(Figure contents as structured data):
# # #
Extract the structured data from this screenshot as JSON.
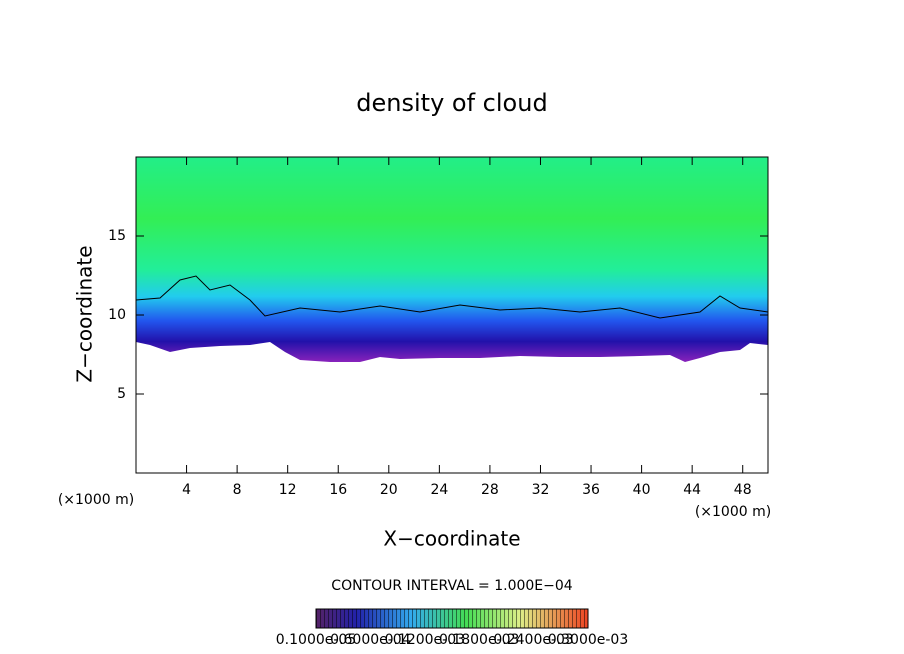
{
  "chart_data": {
    "type": "contour",
    "title": "density of cloud",
    "x_label": "X−coordinate",
    "y_label": "Z−coordinate",
    "x_unit": "(×1000 m)",
    "y_unit": "(×1000 m)",
    "xlim": [
      0,
      50
    ],
    "ylim": [
      0,
      20
    ],
    "xticks": [
      4,
      8,
      12,
      16,
      20,
      24,
      28,
      32,
      36,
      40,
      44,
      48
    ],
    "yticks": [
      5,
      10,
      15
    ],
    "contour_interval": "CONTOUR INTERVAL = 1.000E−04",
    "colorbar_labels": [
      "0.1000e-05",
      "0.6000e-04",
      "0.1200e-03",
      "0.1800e-03",
      "0.2400e-03",
      "0.3000e-03"
    ]
  }
}
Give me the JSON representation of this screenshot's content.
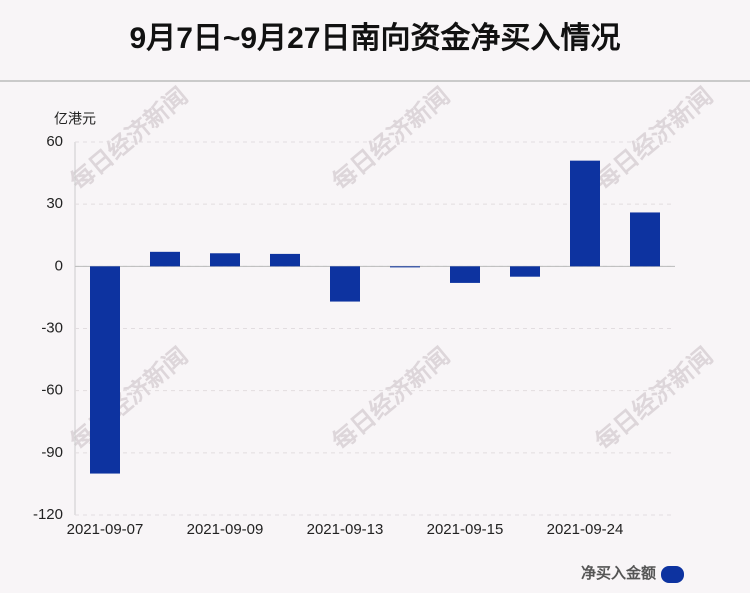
# # #
(Task brief): Reproduce the material in full, word for word, and omit the pictures.

(Solution to this problem):
Extract the structured data from this screenshot as JSON.
{
  "chart_data": {
    "type": "contour",
    "title": "density of cloud",
    "x_label": "X−coordinate",
    "y_label": "Z−coordinate",
    "x_unit": "(×1000 m)",
    "y_unit": "(×1000 m)",
    "xlim": [
      0,
      50
    ],
    "ylim": [
      0,
      20
    ],
    "xticks": [
      4,
      8,
      12,
      16,
      20,
      24,
      28,
      32,
      36,
      40,
      44,
      48
    ],
    "yticks": [
      5,
      10,
      15
    ],
    "contour_interval": "CONTOUR INTERVAL = 1.000E−04",
    "colorbar_labels": [
      "0.1000e-05",
      "0.6000e-04",
      "0.1200e-03",
      "0.1800e-03",
      "0.2400e-03",
      "0.3000e-03"
    ]
  }
}
Give me the JSON representation of this screenshot's content.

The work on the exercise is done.